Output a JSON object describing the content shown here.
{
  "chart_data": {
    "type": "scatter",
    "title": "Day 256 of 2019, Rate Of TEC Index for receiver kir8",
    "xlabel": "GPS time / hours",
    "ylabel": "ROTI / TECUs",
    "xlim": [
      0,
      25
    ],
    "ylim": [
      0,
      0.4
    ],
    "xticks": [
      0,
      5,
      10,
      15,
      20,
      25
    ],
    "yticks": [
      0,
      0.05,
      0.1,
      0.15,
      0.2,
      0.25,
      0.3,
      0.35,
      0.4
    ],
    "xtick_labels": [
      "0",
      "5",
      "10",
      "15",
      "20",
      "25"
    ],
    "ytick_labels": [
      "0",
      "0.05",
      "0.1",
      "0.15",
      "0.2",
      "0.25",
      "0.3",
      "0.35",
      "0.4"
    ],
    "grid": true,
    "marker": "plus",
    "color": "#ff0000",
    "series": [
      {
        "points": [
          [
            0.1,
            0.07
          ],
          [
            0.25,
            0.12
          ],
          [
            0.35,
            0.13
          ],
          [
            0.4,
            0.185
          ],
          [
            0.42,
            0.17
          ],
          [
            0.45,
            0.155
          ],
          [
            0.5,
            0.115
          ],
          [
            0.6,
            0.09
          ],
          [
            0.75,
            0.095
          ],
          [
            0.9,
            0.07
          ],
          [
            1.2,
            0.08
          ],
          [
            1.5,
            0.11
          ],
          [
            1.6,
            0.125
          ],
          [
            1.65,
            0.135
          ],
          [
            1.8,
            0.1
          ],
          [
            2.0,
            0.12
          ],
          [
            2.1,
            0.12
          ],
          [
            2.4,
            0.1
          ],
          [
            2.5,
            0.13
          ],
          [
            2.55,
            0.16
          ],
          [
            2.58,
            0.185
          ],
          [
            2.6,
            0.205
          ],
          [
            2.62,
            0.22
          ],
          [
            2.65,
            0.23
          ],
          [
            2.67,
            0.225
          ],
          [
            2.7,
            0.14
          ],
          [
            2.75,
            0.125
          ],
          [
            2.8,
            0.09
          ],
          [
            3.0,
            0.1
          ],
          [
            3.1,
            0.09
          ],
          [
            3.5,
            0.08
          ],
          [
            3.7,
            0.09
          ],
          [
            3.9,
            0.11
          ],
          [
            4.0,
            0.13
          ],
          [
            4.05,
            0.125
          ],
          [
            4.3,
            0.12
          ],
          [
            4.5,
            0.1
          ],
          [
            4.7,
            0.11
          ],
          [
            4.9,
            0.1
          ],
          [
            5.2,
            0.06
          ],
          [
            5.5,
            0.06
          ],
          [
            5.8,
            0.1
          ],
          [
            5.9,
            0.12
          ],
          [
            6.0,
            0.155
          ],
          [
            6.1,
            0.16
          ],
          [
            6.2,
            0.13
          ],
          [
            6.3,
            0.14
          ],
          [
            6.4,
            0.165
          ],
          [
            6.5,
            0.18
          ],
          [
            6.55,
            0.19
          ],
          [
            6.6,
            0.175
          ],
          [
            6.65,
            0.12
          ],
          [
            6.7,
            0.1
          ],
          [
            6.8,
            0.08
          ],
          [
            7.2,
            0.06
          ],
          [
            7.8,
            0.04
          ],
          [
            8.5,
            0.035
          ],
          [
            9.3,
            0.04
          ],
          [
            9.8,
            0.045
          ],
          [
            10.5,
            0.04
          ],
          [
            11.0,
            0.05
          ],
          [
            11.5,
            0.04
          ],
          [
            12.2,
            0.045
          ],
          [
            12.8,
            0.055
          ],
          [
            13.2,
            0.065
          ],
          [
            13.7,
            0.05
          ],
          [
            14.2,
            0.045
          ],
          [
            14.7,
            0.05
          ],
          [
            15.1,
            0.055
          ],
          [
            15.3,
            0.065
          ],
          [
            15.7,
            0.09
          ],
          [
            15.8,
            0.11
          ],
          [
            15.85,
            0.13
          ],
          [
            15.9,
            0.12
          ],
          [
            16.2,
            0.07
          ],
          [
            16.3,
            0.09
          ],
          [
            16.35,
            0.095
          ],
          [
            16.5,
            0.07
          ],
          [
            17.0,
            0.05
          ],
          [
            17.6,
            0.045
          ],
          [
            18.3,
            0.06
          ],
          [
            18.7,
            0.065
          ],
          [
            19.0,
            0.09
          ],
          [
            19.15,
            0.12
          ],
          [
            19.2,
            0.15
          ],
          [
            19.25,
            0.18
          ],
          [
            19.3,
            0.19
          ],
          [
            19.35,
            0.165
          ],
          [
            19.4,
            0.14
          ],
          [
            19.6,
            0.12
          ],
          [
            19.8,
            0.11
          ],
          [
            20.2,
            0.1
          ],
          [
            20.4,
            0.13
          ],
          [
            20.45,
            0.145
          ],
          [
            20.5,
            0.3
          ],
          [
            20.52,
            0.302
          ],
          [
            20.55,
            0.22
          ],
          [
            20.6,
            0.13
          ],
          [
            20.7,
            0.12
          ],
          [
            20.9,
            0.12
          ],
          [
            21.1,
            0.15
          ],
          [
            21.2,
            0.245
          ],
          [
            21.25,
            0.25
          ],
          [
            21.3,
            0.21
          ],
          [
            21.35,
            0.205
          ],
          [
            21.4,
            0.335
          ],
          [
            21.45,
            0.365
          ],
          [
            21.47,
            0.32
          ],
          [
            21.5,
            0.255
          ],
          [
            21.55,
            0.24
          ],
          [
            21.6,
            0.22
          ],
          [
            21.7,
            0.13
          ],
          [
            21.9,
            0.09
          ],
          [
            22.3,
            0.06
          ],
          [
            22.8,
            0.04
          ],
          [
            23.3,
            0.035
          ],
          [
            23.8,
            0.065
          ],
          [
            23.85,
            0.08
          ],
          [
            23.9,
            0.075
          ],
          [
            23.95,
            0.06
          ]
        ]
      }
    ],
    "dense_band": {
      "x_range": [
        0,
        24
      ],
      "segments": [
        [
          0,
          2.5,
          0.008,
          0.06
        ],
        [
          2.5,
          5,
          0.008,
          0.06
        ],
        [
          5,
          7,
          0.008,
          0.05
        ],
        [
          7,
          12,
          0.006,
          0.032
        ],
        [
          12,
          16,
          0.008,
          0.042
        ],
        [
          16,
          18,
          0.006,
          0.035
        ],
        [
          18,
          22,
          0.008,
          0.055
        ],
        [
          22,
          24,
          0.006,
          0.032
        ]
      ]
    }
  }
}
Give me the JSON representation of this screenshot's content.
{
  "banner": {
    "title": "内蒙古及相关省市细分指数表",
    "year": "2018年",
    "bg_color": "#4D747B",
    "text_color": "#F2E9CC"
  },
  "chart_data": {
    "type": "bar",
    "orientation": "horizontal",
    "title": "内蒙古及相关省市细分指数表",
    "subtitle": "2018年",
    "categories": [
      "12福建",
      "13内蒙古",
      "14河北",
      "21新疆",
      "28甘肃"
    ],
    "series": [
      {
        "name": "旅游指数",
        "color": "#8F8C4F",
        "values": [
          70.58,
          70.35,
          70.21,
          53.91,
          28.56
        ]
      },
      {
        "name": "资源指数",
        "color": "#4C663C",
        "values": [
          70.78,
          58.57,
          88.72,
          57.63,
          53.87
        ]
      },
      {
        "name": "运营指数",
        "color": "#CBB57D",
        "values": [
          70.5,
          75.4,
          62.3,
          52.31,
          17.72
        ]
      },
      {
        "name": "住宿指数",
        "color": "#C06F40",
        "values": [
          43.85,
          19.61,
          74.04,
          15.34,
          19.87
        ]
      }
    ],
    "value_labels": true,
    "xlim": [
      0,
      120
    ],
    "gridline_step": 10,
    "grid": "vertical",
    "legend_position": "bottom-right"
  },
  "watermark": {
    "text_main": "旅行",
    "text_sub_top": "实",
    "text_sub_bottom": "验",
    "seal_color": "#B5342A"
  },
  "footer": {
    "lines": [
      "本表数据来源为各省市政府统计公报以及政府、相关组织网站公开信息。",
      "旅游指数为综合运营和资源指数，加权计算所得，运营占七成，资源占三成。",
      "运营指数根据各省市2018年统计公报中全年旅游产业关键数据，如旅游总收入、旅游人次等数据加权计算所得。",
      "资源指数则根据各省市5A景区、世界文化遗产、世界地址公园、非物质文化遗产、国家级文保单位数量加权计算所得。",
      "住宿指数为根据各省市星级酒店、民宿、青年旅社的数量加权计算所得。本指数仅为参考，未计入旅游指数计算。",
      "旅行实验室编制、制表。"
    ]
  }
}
○ ○ ○
§ Given problem
Pull out all lines containing the word "content" from the entries above.

§ Output for this task
Output a JSON object describing the content shown here.
Give me the JSON representation of this screenshot's content.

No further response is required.